[Items listed in a dataset]
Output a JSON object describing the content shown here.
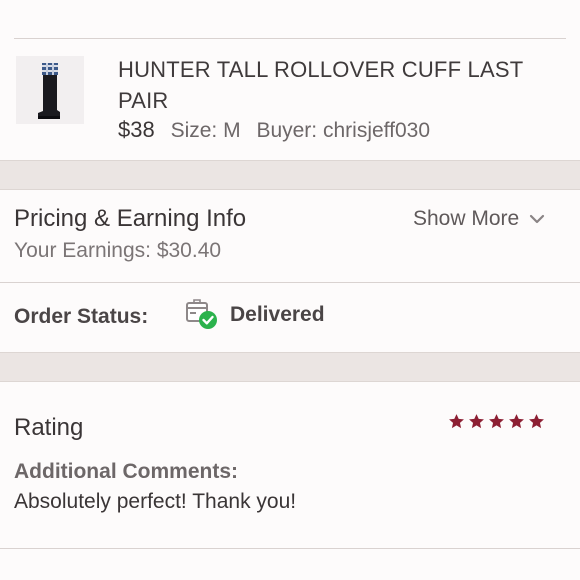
{
  "item": {
    "title": "HUNTER TALL ROLLOVER CUFF LAST PAIR",
    "price": "$38",
    "size_label": "Size:",
    "size_value": "M",
    "buyer_label": "Buyer:",
    "buyer_value": "chrisjeff030",
    "image_icon": "rain-boot-image"
  },
  "pricing": {
    "title": "Pricing & Earning Info",
    "earnings": "Your Earnings: $30.40",
    "show_more": "Show More"
  },
  "order": {
    "label": "Order Status:",
    "status": "Delivered",
    "status_color": "#2bb24c"
  },
  "rating": {
    "label": "Rating",
    "stars": 5,
    "star_color": "#8d1f33",
    "comments_label": "Additional Comments:",
    "comments": "Absolutely perfect! Thank you!"
  }
}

SET EXERCISE: Identify the lines of the data that contain the word "title". Copy each of them.

RESPONSE TO THE EXERCISE:
    "title": "HUNTER TALL ROLLOVER CUFF LAST PAIR",
    "title": "Pricing & Earning Info",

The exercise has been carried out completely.